GIVEN TASK:
From the listing that follows, output everything exactly except the pictures.

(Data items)
####################
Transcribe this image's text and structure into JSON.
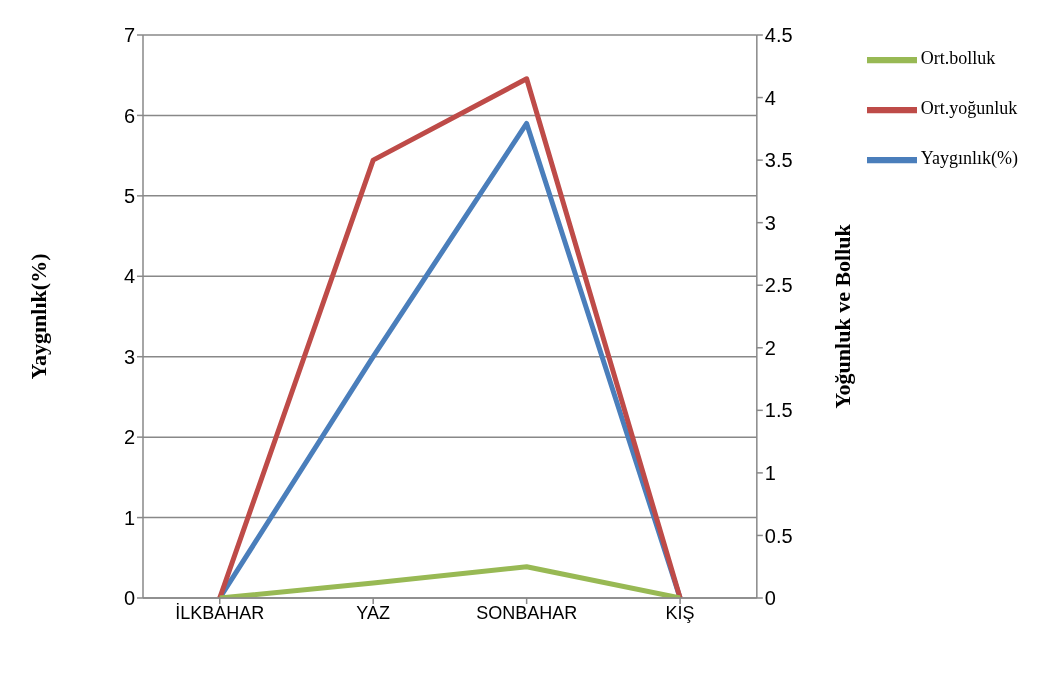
{
  "chart_data": {
    "type": "line",
    "categories": [
      "İLKBAHAR",
      "YAZ",
      "SONBAHAR",
      "KIŞ"
    ],
    "ylabel": "Yaygınlık(%)",
    "y2label": "Yoğunluk ve  Bolluk",
    "ylim": [
      0,
      7
    ],
    "yticks": [
      0,
      1,
      2,
      3,
      4,
      5,
      6,
      7
    ],
    "y2lim": [
      0,
      4.5
    ],
    "y2ticks": [
      0,
      0.5,
      1,
      1.5,
      2,
      2.5,
      3,
      3.5,
      4,
      4.5
    ],
    "grid": "y",
    "legend": "top right",
    "marker": "none",
    "series": [
      {
        "name": "Yaygınlık(%)",
        "color": "#4a7ebb",
        "values": [
          0,
          3.0,
          5.9,
          0
        ]
      },
      {
        "name": "Ort.yoğunluk",
        "color": "#be4b48",
        "values": [
          0,
          3.5,
          4.15,
          0
        ],
        "axis": "y2"
      },
      {
        "name": "Ort.bolluk",
        "color": "#98b954",
        "values": [
          0,
          0.12,
          0.25,
          0
        ],
        "axis": "y2"
      }
    ]
  }
}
####################
TASK RESULT:
Transcribe this image's text and structure into JSON.
{
  "chart_data": {
    "type": "line",
    "categories": [
      "İLKBAHAR",
      "YAZ",
      "SONBAHAR",
      "KIŞ"
    ],
    "ylabel": "Yaygınlık(%)",
    "y2label": "Yoğunluk ve  Bolluk",
    "ylim": [
      0,
      7
    ],
    "yticks": [
      0,
      1,
      2,
      3,
      4,
      5,
      6,
      7
    ],
    "y2lim": [
      0,
      4.5
    ],
    "y2ticks": [
      0,
      0.5,
      1,
      1.5,
      2,
      2.5,
      3,
      3.5,
      4,
      4.5
    ],
    "grid": "y",
    "legend": "top right",
    "marker": "none",
    "series": [
      {
        "name": "Yaygınlık(%)",
        "color": "#4a7ebb",
        "values": [
          0,
          3.0,
          5.9,
          0
        ]
      },
      {
        "name": "Ort.yoğunluk",
        "color": "#be4b48",
        "values": [
          0,
          3.5,
          4.15,
          0
        ],
        "axis": "y2"
      },
      {
        "name": "Ort.bolluk",
        "color": "#98b954",
        "values": [
          0,
          0.12,
          0.25,
          0
        ],
        "axis": "y2"
      }
    ]
  }
}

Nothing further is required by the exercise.